[Given problem]
Out of the lines below, please list those that hold the string "July".

[Record list]
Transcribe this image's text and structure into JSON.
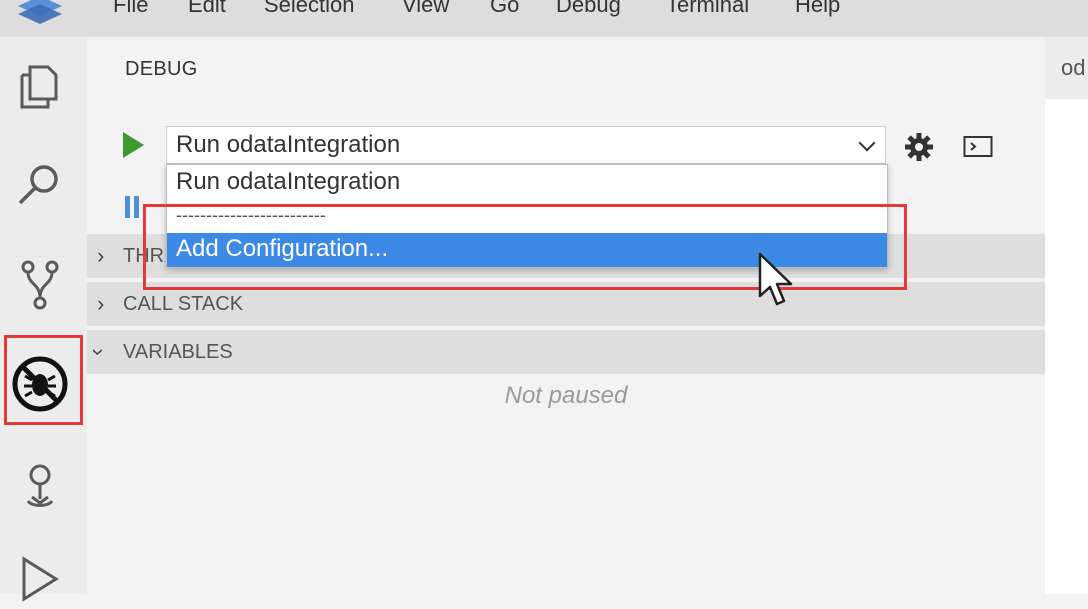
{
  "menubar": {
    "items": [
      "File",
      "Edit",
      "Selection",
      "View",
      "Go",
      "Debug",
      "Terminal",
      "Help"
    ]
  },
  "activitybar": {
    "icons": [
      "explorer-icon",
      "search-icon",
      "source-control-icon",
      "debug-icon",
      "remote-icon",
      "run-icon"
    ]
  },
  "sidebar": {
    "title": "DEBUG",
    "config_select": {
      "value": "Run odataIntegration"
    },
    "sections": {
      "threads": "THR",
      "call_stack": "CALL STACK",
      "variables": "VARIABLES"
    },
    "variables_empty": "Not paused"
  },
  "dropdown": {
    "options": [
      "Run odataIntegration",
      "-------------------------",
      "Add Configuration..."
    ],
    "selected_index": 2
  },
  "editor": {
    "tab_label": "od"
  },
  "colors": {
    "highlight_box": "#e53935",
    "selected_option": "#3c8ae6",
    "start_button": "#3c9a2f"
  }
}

---

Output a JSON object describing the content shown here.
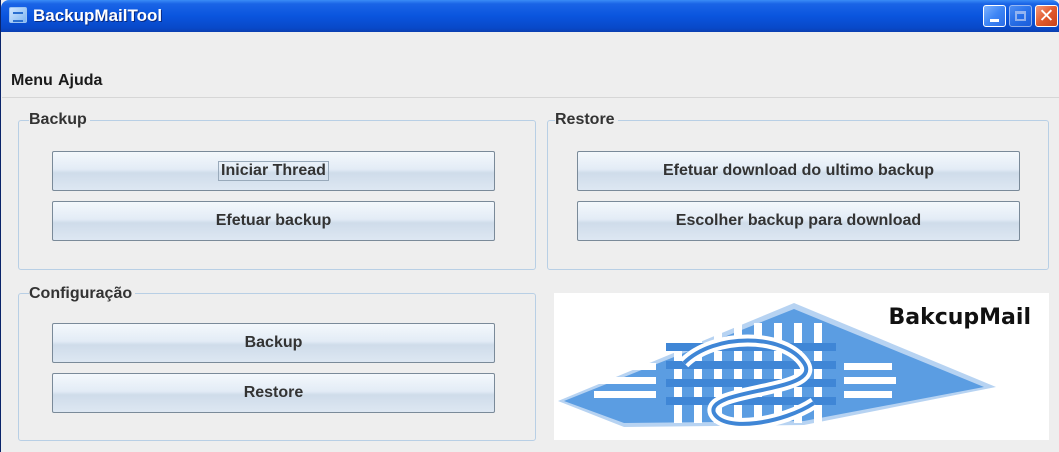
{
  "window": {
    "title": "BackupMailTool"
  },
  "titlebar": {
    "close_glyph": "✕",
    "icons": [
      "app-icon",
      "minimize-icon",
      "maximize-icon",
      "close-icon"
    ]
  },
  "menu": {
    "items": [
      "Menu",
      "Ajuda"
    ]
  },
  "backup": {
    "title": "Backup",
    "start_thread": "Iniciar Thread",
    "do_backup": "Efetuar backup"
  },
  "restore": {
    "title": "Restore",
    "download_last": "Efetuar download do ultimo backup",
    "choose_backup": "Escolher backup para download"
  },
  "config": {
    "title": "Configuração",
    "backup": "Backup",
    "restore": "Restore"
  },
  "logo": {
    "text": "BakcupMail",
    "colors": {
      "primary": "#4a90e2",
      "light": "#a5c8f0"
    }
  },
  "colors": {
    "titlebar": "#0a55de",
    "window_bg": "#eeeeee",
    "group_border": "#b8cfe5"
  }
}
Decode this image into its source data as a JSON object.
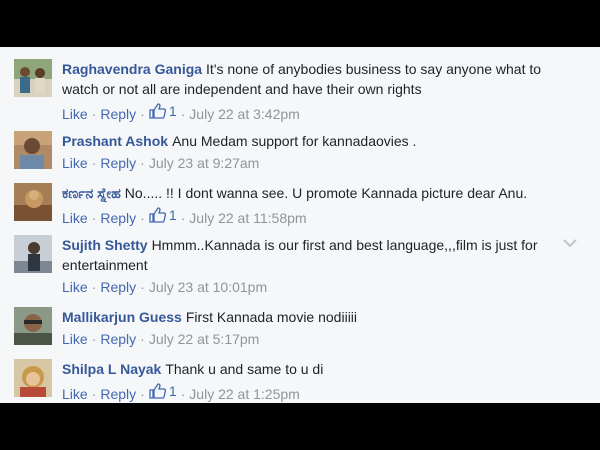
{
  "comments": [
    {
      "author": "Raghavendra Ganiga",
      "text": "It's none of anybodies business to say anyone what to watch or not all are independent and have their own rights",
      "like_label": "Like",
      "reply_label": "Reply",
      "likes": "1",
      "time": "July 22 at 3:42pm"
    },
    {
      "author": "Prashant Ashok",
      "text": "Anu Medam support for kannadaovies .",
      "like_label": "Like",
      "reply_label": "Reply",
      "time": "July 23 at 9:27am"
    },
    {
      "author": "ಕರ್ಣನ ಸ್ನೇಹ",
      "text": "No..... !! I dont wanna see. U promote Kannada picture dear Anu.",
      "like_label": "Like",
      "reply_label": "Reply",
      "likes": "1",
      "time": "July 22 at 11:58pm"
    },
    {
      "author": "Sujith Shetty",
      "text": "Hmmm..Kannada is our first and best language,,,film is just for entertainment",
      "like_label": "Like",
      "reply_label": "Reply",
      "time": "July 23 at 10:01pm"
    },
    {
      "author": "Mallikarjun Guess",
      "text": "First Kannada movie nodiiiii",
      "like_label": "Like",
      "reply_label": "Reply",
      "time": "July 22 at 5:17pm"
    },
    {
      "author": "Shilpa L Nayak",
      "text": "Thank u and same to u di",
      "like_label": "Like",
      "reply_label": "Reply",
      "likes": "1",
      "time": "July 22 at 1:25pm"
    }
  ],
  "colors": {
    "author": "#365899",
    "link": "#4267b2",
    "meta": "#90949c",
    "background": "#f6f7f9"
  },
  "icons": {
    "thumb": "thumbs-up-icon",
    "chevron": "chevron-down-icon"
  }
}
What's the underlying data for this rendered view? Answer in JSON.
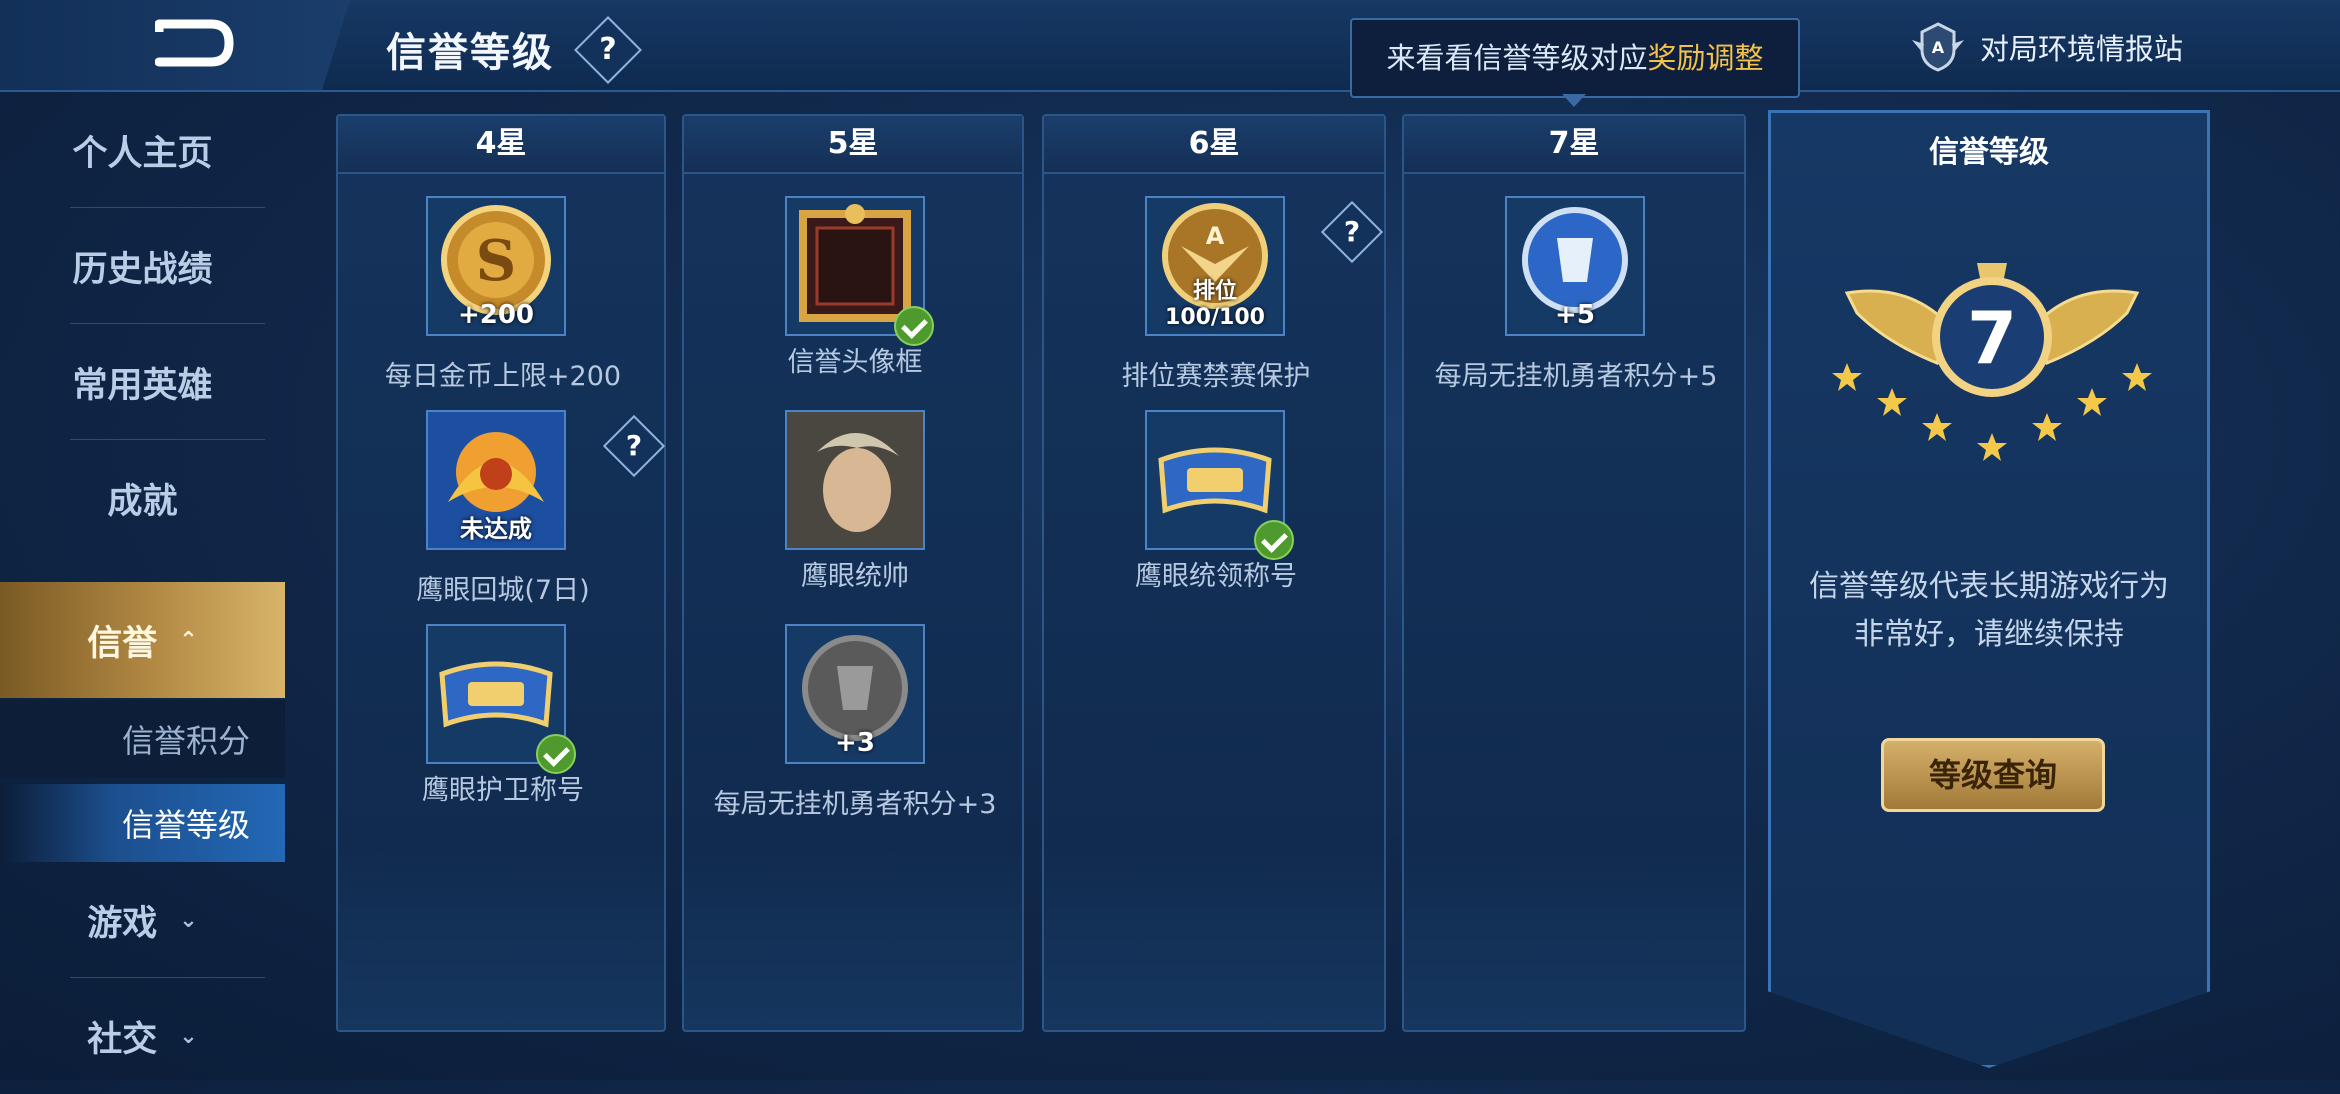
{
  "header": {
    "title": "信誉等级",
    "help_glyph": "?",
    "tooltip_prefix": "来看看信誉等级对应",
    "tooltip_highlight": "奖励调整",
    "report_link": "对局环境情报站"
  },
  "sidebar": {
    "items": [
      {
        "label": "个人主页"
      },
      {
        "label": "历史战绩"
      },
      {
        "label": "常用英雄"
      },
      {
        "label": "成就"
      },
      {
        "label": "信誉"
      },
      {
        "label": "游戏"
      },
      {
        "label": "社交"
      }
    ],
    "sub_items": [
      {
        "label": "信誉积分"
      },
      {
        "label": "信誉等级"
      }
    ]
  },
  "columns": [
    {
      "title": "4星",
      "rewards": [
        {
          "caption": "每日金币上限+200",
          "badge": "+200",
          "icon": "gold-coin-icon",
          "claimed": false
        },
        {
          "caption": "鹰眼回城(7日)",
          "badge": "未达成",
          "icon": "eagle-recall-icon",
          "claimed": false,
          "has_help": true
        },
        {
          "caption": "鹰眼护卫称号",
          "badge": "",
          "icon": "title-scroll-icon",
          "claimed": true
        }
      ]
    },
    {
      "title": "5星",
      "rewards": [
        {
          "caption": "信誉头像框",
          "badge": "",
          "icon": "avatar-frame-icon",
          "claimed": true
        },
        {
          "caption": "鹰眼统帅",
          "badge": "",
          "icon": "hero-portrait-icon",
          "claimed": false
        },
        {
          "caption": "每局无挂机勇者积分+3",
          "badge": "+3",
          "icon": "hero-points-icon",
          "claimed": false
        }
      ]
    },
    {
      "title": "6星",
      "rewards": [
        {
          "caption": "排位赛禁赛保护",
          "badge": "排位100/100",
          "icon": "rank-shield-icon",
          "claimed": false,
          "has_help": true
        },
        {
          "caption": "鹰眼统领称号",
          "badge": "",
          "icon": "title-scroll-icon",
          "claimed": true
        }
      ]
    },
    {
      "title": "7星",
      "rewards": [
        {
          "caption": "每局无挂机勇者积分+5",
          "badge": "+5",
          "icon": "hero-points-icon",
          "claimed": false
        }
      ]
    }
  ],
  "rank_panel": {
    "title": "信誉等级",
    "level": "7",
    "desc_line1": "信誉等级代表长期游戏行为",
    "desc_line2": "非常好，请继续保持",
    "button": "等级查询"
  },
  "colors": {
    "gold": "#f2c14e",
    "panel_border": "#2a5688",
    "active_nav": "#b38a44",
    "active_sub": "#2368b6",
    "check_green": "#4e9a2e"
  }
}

[Exercise output]
      "time": "July 22 at 3:42pm"
      "time": "July 23 at 9:27am"
      "time": "July 22 at 11:58pm"
      "time": "July 23 at 10:01pm"
      "time": "July 22 at 5:17pm"
      "time": "July 22 at 1:25pm"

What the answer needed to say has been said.